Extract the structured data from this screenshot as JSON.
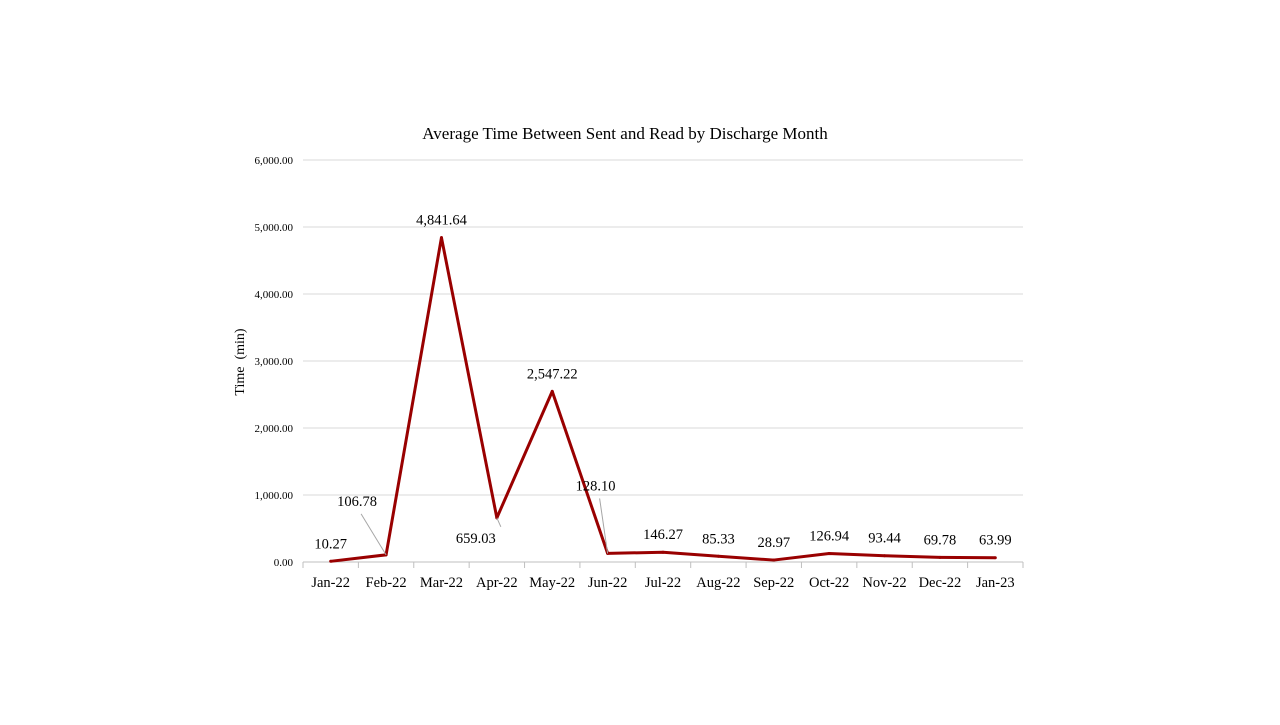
{
  "chart_data": {
    "type": "line",
    "title": "Average Time Between Sent and Read by Discharge Month",
    "xlabel": "",
    "ylabel": "Time  (min)",
    "ylim": [
      0,
      6000
    ],
    "yticks": [
      "0.00",
      "1,000.00",
      "2,000.00",
      "3,000.00",
      "4,000.00",
      "5,000.00",
      "6,000.00"
    ],
    "categories": [
      "Jan-22",
      "Feb-22",
      "Mar-22",
      "Apr-22",
      "May-22",
      "Jun-22",
      "Jul-22",
      "Aug-22",
      "Sep-22",
      "Oct-22",
      "Nov-22",
      "Dec-22",
      "Jan-23"
    ],
    "series": [
      {
        "values": [
          10.27,
          106.78,
          4841.64,
          659.03,
          2547.22,
          128.1,
          146.27,
          85.33,
          28.97,
          126.94,
          93.44,
          69.78,
          63.99
        ],
        "labels": [
          "10.27",
          "106.78",
          "4,841.64",
          "659.03",
          "2,547.22",
          "128.10",
          "146.27",
          "85.33",
          "28.97",
          "126.94",
          "93.44",
          "69.78",
          "63.99"
        ]
      }
    ],
    "grid": true,
    "legend": "none",
    "line_color": "#990000"
  }
}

◇ ◇ ◇

→ OBJECTIVE
Quote the preceding records in their entirety, excluding every picture.

→ FINISHED ANSWER
Extract the structured data from this screenshot as JSON.
{
  "chart_data": {
    "type": "line",
    "title": "Average Time Between Sent and Read by Discharge Month",
    "xlabel": "",
    "ylabel": "Time  (min)",
    "ylim": [
      0,
      6000
    ],
    "yticks": [
      "0.00",
      "1,000.00",
      "2,000.00",
      "3,000.00",
      "4,000.00",
      "5,000.00",
      "6,000.00"
    ],
    "categories": [
      "Jan-22",
      "Feb-22",
      "Mar-22",
      "Apr-22",
      "May-22",
      "Jun-22",
      "Jul-22",
      "Aug-22",
      "Sep-22",
      "Oct-22",
      "Nov-22",
      "Dec-22",
      "Jan-23"
    ],
    "series": [
      {
        "values": [
          10.27,
          106.78,
          4841.64,
          659.03,
          2547.22,
          128.1,
          146.27,
          85.33,
          28.97,
          126.94,
          93.44,
          69.78,
          63.99
        ],
        "labels": [
          "10.27",
          "106.78",
          "4,841.64",
          "659.03",
          "2,547.22",
          "128.10",
          "146.27",
          "85.33",
          "28.97",
          "126.94",
          "93.44",
          "69.78",
          "63.99"
        ]
      }
    ],
    "grid": true,
    "legend": "none",
    "line_color": "#990000"
  }
}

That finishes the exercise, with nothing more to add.